§ Task requirements
List each line in which the string "First" appears.

Saved entries
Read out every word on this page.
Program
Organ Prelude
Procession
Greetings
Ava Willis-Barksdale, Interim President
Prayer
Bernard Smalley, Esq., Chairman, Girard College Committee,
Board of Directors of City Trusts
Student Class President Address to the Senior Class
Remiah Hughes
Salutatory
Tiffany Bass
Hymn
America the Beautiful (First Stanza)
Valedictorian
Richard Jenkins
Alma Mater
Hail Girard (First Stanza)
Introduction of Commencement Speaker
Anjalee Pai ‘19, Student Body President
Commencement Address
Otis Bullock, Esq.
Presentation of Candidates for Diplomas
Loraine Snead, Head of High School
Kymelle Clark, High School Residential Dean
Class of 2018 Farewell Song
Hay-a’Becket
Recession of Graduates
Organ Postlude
--
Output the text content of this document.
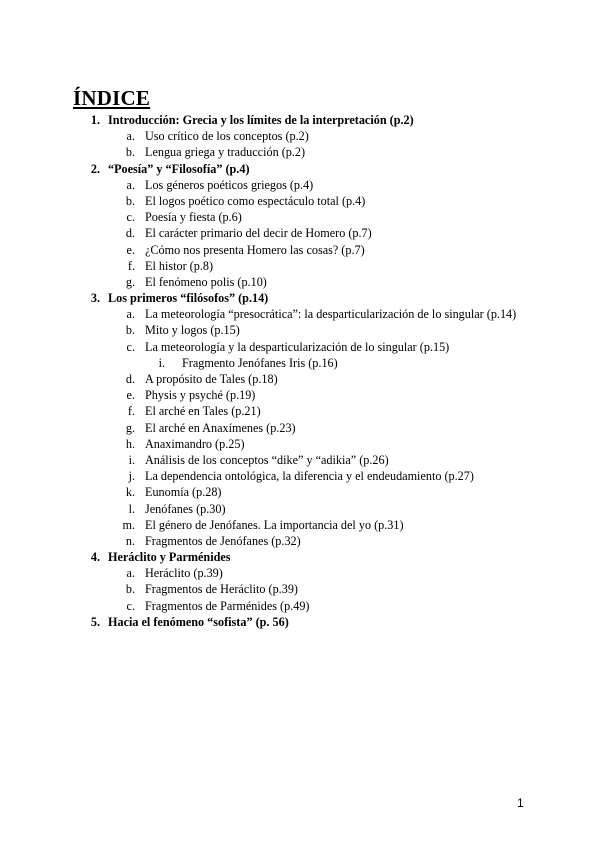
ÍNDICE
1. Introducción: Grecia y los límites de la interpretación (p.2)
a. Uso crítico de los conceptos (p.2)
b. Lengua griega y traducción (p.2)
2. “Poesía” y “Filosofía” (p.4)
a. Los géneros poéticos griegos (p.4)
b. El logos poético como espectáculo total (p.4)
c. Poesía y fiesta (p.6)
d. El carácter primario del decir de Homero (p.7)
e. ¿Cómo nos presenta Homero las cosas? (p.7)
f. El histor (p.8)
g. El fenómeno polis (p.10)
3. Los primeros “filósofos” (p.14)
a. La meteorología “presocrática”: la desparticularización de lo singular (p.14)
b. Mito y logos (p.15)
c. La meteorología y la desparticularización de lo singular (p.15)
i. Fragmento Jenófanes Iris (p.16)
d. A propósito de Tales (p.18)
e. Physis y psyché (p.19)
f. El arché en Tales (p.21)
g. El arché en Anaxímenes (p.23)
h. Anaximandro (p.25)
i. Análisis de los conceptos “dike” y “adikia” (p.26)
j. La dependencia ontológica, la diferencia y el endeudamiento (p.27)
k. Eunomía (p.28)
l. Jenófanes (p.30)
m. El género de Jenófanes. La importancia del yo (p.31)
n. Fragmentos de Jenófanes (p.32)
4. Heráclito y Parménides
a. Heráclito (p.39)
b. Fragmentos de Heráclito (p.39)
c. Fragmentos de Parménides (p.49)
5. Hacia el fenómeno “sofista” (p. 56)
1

§ Solved problem
America the Beautiful (First Stanza)
Hail Girard (First Stanza)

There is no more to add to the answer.